◆ TASK TO COMPLETE
Filter the entries, keeping every line with the word "request".

◆ SUPPLIED RECORDS
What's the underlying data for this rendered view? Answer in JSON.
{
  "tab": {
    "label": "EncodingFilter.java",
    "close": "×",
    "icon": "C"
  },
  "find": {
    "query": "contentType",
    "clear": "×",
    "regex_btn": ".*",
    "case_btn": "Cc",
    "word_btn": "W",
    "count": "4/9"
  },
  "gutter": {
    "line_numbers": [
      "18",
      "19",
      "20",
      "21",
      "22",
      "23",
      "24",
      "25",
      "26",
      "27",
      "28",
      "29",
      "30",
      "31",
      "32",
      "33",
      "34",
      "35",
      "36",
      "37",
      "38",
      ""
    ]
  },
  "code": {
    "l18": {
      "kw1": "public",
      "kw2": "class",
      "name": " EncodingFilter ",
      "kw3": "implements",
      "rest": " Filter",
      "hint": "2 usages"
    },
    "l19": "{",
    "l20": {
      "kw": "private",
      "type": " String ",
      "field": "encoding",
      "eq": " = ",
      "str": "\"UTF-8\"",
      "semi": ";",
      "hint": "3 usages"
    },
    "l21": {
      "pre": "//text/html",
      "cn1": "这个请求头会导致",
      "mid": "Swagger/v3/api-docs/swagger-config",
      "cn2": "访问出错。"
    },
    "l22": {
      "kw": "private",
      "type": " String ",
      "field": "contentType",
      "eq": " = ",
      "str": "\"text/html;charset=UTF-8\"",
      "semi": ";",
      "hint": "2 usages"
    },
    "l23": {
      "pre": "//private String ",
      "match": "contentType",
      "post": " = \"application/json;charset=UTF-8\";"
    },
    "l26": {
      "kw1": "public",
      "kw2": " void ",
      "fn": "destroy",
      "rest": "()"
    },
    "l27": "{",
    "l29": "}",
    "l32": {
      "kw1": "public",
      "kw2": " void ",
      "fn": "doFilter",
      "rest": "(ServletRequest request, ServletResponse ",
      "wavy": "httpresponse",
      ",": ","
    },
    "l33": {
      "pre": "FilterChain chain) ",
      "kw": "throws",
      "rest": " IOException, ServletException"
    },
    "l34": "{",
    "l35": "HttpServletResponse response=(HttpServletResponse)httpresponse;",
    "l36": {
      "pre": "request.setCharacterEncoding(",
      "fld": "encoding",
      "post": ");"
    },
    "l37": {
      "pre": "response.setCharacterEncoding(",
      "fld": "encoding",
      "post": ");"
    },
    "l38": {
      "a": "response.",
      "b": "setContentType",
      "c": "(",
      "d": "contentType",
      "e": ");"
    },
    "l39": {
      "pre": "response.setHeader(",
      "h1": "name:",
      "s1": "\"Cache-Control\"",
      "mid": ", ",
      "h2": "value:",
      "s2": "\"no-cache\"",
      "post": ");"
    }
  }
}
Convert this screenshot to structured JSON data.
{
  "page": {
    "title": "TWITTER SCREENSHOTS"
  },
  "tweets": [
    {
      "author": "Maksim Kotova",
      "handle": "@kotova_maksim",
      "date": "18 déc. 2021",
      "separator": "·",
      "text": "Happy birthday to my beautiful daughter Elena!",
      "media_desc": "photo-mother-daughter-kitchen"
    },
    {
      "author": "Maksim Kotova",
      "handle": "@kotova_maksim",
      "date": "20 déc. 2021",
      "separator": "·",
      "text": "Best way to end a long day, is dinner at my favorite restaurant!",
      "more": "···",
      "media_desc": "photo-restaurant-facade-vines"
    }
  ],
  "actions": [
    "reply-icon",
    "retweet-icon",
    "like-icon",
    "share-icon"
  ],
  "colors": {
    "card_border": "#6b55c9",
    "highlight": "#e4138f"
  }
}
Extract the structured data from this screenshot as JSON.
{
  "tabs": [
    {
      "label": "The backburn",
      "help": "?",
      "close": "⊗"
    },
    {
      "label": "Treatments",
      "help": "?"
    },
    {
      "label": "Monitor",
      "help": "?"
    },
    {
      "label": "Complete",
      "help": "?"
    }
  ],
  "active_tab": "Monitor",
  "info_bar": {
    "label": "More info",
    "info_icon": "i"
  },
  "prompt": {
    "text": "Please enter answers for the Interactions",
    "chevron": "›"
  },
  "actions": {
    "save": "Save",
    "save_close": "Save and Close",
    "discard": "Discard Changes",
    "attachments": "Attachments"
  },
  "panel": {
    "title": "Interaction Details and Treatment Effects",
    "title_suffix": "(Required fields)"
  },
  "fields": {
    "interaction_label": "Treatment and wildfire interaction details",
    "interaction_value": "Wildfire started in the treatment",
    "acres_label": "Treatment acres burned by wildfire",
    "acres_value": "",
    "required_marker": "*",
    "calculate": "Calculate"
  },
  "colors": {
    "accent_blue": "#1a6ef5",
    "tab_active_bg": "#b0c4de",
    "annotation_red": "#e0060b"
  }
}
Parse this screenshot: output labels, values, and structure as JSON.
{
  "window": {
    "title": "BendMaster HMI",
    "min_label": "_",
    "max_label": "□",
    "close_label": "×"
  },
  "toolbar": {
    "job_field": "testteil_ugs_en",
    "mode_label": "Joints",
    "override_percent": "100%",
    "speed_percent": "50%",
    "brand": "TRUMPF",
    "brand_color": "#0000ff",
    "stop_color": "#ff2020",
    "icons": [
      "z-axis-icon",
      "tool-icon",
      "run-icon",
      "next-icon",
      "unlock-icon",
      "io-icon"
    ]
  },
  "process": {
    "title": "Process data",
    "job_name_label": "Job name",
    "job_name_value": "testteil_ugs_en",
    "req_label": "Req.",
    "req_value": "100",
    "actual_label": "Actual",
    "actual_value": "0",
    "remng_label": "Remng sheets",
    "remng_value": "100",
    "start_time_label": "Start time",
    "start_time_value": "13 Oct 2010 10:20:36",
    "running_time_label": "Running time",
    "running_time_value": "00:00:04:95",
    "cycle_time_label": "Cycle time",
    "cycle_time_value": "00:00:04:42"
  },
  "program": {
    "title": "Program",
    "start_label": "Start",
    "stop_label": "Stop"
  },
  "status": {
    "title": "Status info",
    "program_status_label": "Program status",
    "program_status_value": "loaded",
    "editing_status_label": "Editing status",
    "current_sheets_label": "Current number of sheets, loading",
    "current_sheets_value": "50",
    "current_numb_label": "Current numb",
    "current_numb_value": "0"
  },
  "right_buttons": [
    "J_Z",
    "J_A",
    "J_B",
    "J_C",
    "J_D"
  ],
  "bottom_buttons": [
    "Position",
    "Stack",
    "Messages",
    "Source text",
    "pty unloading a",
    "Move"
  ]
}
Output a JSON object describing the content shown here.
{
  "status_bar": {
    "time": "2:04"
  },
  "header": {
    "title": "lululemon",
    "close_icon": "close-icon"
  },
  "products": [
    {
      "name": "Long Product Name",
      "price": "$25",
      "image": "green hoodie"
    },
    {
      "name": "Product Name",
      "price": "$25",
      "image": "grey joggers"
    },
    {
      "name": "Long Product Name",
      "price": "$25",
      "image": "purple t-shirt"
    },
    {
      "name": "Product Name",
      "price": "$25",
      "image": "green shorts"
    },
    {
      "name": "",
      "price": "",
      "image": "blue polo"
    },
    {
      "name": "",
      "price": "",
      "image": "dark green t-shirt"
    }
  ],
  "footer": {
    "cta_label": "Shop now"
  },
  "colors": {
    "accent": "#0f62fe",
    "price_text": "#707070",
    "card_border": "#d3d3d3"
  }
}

◆ TASK OUTPUT
      "rest": "(ServletRequest request, ServletResponse ",
      "pre": "request.setCharacterEncoding(",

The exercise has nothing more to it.